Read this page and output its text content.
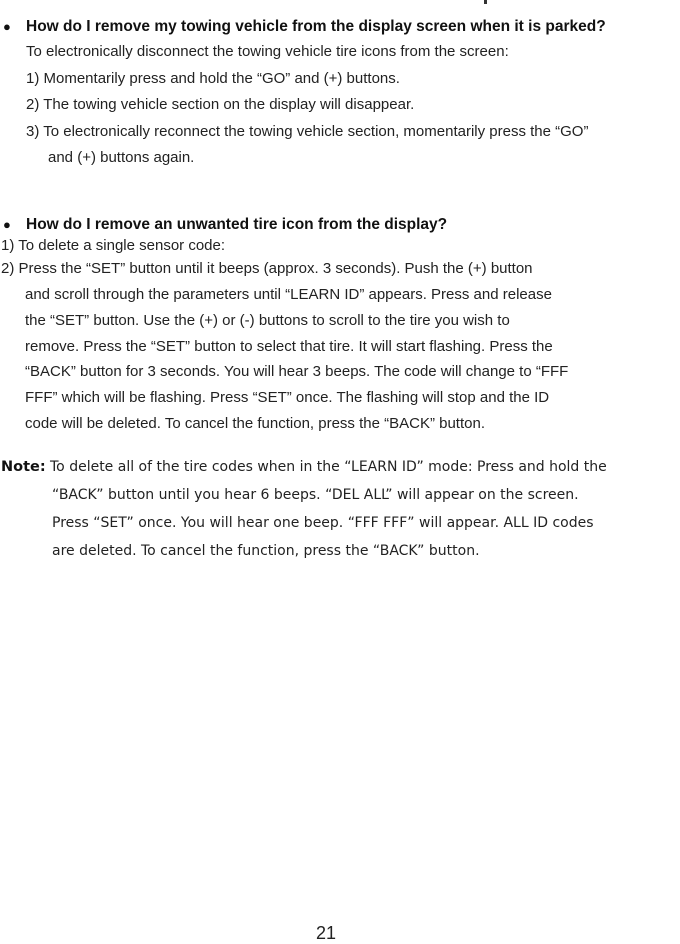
● How do I remove my towing vehicle from the display screen when it is parked?
To electronically disconnect the towing vehicle tire icons from the screen:
1) Momentarily press and hold the “GO” and (+) buttons.
2) The towing vehicle section on the display will disappear.
3) To electronically reconnect the towing vehicle section, momentarily press the “GO”
and (+) buttons again.
● How do I remove an unwanted tire icon from the display?
1) To delete a single sensor code:
2) Press the “SET” button until it beeps (approx. 3 seconds). Push the (+) button
and scroll through the parameters until “LEARN ID” appears. Press and release
the “SET” button. Use the (+) or (-) buttons to scroll to the tire you wish to
remove. Press the “SET” button to select that tire. It will start flashing. Press the
“BACK” button for 3 seconds. You will hear 3 beeps. The code will change to “FFF
FFF” which will be flashing. Press “SET” once. The flashing will stop and the ID
code will be deleted. To cancel the function, press the “BACK” button.
Note: To delete all of the tire codes when in the “LEARN ID” mode: Press and hold the
“BACK” button until you hear 6 beeps. “DEL ALL” will appear on the screen.
Press “SET” once. You will hear one beep. “FFF FFF” will appear. ALL ID codes
are deleted. To cancel the function, press the “BACK” button.
21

^^^^^^^^

(Goal): Extract lines where the string "buttons" occurs.

(Exercise result):
1) Momentarily press and hold the “GO” and (+) buttons.
and (+) buttons again.
the “SET” button. Use the (+) or (-) buttons to scroll to the tire you wish to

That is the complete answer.